Task details:
State only how many lines below include the string "γινομένην".

Stored rows:
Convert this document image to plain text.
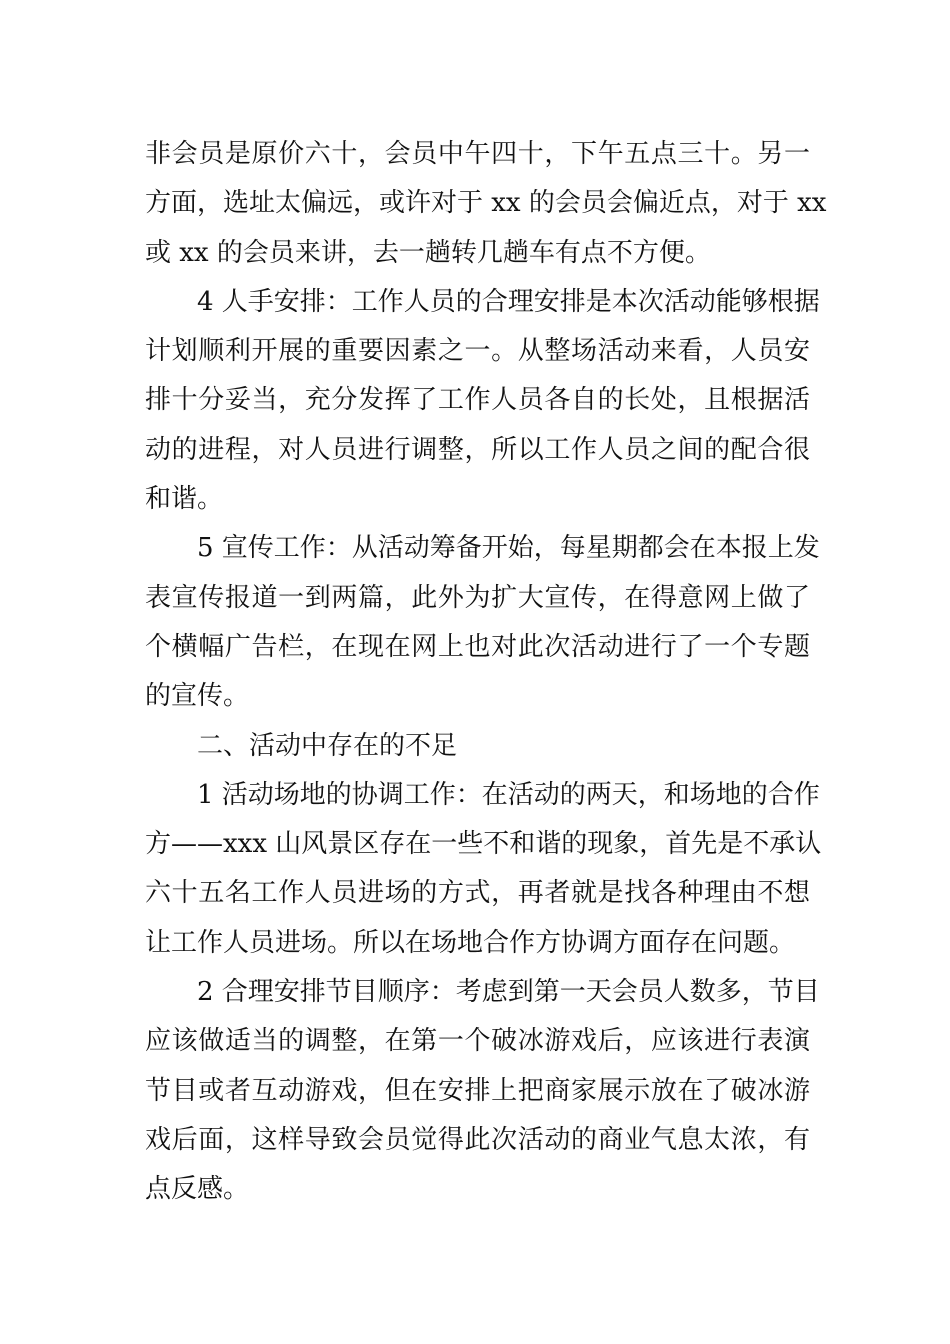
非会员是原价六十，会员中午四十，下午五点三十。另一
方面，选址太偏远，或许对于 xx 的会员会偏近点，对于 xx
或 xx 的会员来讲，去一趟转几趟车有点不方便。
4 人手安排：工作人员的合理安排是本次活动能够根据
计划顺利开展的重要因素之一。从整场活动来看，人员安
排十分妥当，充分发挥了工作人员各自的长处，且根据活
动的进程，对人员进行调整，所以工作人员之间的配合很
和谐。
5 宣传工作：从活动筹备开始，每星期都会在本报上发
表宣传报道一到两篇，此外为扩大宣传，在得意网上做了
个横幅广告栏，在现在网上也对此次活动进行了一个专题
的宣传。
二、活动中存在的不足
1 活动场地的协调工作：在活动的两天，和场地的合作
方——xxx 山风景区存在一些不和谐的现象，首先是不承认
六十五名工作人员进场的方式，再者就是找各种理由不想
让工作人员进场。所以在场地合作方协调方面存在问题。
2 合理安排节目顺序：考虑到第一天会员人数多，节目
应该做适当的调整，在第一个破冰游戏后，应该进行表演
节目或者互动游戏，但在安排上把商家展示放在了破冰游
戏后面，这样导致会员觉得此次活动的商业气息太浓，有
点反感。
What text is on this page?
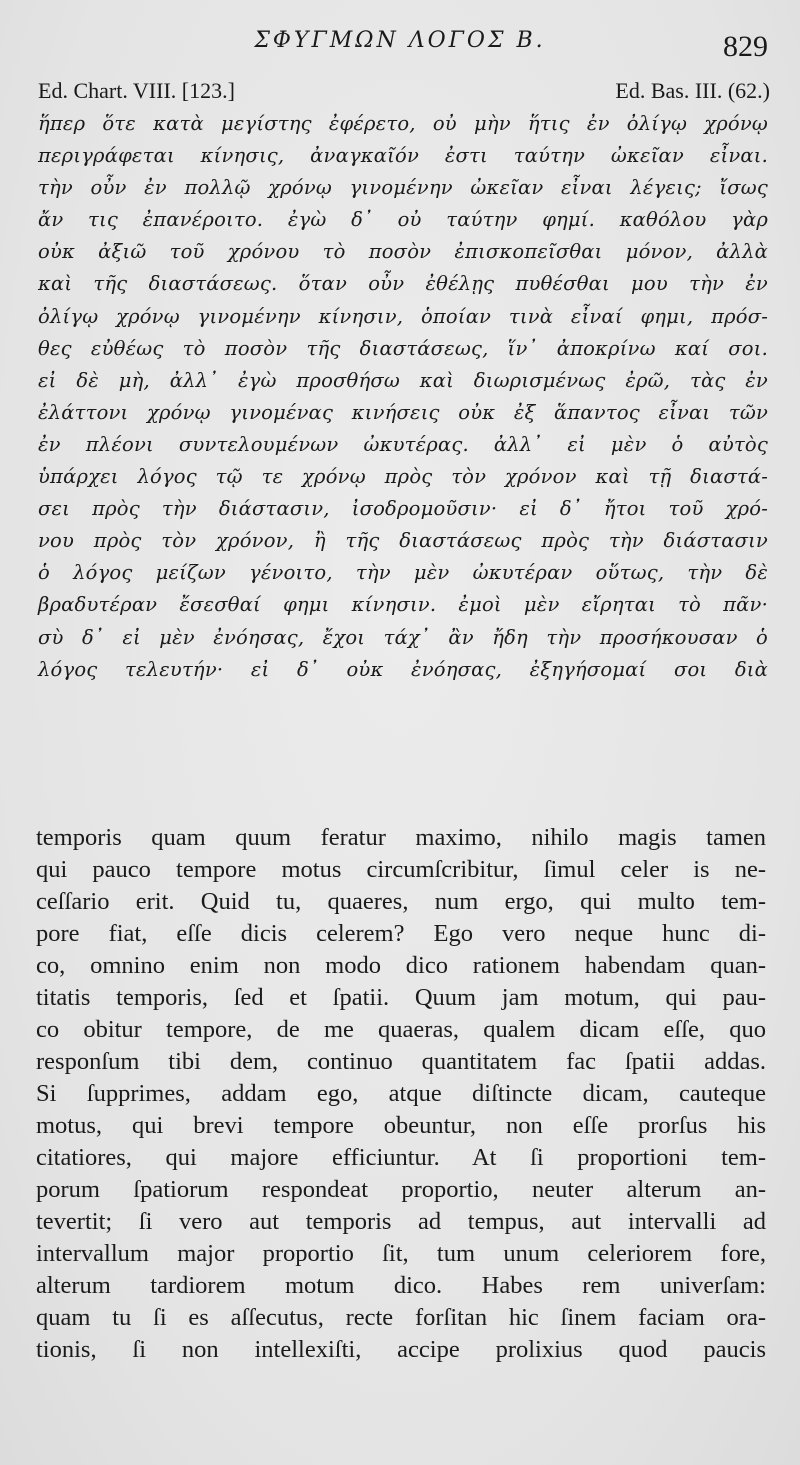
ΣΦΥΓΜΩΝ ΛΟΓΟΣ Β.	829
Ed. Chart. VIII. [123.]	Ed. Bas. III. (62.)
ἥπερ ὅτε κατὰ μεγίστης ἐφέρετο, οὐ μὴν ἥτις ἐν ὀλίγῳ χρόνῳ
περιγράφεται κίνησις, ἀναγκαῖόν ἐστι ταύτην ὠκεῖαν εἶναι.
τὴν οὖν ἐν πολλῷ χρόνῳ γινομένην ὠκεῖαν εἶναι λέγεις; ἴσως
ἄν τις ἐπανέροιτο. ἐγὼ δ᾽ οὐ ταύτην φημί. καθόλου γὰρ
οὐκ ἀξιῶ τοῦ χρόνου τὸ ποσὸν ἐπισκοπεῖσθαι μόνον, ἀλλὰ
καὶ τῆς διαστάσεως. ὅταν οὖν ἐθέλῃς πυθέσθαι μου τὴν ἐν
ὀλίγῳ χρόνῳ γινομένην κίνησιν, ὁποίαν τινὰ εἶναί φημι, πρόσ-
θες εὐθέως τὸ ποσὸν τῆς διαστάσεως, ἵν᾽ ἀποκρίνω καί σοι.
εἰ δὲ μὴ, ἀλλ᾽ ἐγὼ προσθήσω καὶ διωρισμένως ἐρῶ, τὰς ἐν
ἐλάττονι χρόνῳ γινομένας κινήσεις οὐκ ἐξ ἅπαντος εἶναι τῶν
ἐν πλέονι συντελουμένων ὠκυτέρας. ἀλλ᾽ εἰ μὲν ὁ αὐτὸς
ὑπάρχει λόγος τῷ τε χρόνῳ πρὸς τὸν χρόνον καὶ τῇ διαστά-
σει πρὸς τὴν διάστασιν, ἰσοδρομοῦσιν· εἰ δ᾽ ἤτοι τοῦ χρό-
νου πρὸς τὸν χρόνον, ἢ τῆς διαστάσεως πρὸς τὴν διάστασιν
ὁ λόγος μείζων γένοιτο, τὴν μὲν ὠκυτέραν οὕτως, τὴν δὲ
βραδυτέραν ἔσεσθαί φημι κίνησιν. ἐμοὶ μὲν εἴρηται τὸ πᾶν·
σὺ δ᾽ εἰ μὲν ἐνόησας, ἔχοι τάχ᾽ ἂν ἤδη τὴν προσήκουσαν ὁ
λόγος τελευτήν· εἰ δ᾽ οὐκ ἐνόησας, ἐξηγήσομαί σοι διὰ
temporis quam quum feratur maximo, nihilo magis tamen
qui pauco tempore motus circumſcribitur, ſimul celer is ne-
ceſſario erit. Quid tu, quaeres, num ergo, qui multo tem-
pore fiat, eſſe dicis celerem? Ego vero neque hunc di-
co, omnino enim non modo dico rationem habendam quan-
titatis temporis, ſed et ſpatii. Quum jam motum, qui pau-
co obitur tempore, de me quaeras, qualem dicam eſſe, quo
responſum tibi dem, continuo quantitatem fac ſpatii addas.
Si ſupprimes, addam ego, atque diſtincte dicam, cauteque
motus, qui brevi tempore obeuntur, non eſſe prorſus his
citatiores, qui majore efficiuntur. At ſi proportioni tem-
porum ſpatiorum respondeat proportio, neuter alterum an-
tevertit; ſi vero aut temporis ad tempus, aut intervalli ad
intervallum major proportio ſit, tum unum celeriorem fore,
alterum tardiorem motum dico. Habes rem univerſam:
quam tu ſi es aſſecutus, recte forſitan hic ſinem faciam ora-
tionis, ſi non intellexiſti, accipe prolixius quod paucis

Full response:
2